§ EXERCISE REQUIREMENTS: Make an exact copy of all the data.

§ MATERIAL SHOWN:
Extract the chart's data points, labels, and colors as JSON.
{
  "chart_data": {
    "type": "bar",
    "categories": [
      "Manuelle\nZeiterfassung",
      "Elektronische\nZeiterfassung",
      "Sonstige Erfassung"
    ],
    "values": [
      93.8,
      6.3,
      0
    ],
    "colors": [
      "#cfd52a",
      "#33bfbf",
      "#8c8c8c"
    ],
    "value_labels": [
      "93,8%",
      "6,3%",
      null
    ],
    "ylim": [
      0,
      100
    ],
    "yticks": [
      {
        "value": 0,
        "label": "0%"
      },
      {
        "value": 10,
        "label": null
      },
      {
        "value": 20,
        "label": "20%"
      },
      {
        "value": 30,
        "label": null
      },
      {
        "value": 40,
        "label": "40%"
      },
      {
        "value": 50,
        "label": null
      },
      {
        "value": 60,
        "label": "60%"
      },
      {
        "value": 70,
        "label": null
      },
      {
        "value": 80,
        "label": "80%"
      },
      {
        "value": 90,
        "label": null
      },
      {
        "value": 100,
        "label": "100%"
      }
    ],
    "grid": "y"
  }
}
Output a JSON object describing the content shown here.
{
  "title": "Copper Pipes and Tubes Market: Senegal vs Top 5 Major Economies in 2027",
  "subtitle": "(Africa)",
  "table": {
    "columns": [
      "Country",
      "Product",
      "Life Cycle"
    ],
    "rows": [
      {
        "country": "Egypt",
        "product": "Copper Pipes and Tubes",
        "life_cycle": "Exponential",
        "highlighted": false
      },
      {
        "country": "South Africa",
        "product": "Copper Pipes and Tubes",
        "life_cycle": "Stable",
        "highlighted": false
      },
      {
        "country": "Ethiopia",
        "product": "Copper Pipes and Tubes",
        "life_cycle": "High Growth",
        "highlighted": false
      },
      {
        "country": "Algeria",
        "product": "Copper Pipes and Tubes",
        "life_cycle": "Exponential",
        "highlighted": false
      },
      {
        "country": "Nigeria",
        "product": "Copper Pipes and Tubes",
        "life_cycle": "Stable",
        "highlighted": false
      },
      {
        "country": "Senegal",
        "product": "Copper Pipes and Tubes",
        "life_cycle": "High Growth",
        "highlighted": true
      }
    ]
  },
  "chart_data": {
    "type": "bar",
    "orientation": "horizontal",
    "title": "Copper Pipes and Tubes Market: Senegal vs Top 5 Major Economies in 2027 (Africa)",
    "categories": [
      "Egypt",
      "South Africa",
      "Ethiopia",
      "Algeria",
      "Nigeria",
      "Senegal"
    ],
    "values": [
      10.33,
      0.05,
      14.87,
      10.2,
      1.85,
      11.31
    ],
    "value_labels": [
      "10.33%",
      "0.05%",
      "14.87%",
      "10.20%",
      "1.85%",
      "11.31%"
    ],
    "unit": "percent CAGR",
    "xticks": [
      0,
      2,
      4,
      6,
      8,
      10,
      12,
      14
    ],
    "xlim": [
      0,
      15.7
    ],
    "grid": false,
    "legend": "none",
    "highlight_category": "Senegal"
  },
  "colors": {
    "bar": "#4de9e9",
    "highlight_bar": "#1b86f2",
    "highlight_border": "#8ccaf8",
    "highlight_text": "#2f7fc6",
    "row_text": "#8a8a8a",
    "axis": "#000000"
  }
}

§ THE RESPONSE:
Extract the chart's data points, labels, and colors as JSON.
{
  "chart_data": {
    "type": "bar",
    "categories": [
      "Manuelle\nZeiterfassung",
      "Elektronische\nZeiterfassung",
      "Sonstige Erfassung"
    ],
    "values": [
      93.8,
      6.3,
      0
    ],
    "colors": [
      "#cfd52a",
      "#33bfbf",
      "#8c8c8c"
    ],
    "value_labels": [
      "93,8%",
      "6,3%",
      null
    ],
    "ylim": [
      0,
      100
    ],
    "yticks": [
      {
        "value": 0,
        "label": "0%"
      },
      {
        "value": 10,
        "label": null
      },
      {
        "value": 20,
        "label": "20%"
      },
      {
        "value": 30,
        "label": null
      },
      {
        "value": 40,
        "label": "40%"
      },
      {
        "value": 50,
        "label": null
      },
      {
        "value": 60,
        "label": "60%"
      },
      {
        "value": 70,
        "label": null
      },
      {
        "value": 80,
        "label": "80%"
      },
      {
        "value": 90,
        "label": null
      },
      {
        "value": 100,
        "label": "100%"
      }
    ],
    "grid": "y"
  }
}
Output a JSON object describing the content shown here.
{
  "title": "Copper Pipes and Tubes Market: Senegal vs Top 5 Major Economies in 2027",
  "subtitle": "(Africa)",
  "table": {
    "columns": [
      "Country",
      "Product",
      "Life Cycle"
    ],
    "rows": [
      {
        "country": "Egypt",
        "product": "Copper Pipes and Tubes",
        "life_cycle": "Exponential",
        "highlighted": false
      },
      {
        "country": "South Africa",
        "product": "Copper Pipes and Tubes",
        "life_cycle": "Stable",
        "highlighted": false
      },
      {
        "country": "Ethiopia",
        "product": "Copper Pipes and Tubes",
        "life_cycle": "High Growth",
        "highlighted": false
      },
      {
        "country": "Algeria",
        "product": "Copper Pipes and Tubes",
        "life_cycle": "Exponential",
        "highlighted": false
      },
      {
        "country": "Nigeria",
        "product": "Copper Pipes and Tubes",
        "life_cycle": "Stable",
        "highlighted": false
      },
      {
        "country": "Senegal",
        "product": "Copper Pipes and Tubes",
        "life_cycle": "High Growth",
        "highlighted": true
      }
    ]
  },
  "chart_data": {
    "type": "bar",
    "orientation": "horizontal",
    "title": "Copper Pipes and Tubes Market: Senegal vs Top 5 Major Economies in 2027 (Africa)",
    "categories": [
      "Egypt",
      "South Africa",
      "Ethiopia",
      "Algeria",
      "Nigeria",
      "Senegal"
    ],
    "values": [
      10.33,
      0.05,
      14.87,
      10.2,
      1.85,
      11.31
    ],
    "value_labels": [
      "10.33%",
      "0.05%",
      "14.87%",
      "10.20%",
      "1.85%",
      "11.31%"
    ],
    "unit": "percent CAGR",
    "xticks": [
      0,
      2,
      4,
      6,
      8,
      10,
      12,
      14
    ],
    "xlim": [
      0,
      15.7
    ],
    "grid": false,
    "legend": "none",
    "highlight_category": "Senegal"
  },
  "colors": {
    "bar": "#4de9e9",
    "highlight_bar": "#1b86f2",
    "highlight_border": "#8ccaf8",
    "highlight_text": "#2f7fc6",
    "row_text": "#8a8a8a",
    "axis": "#000000"
  }
}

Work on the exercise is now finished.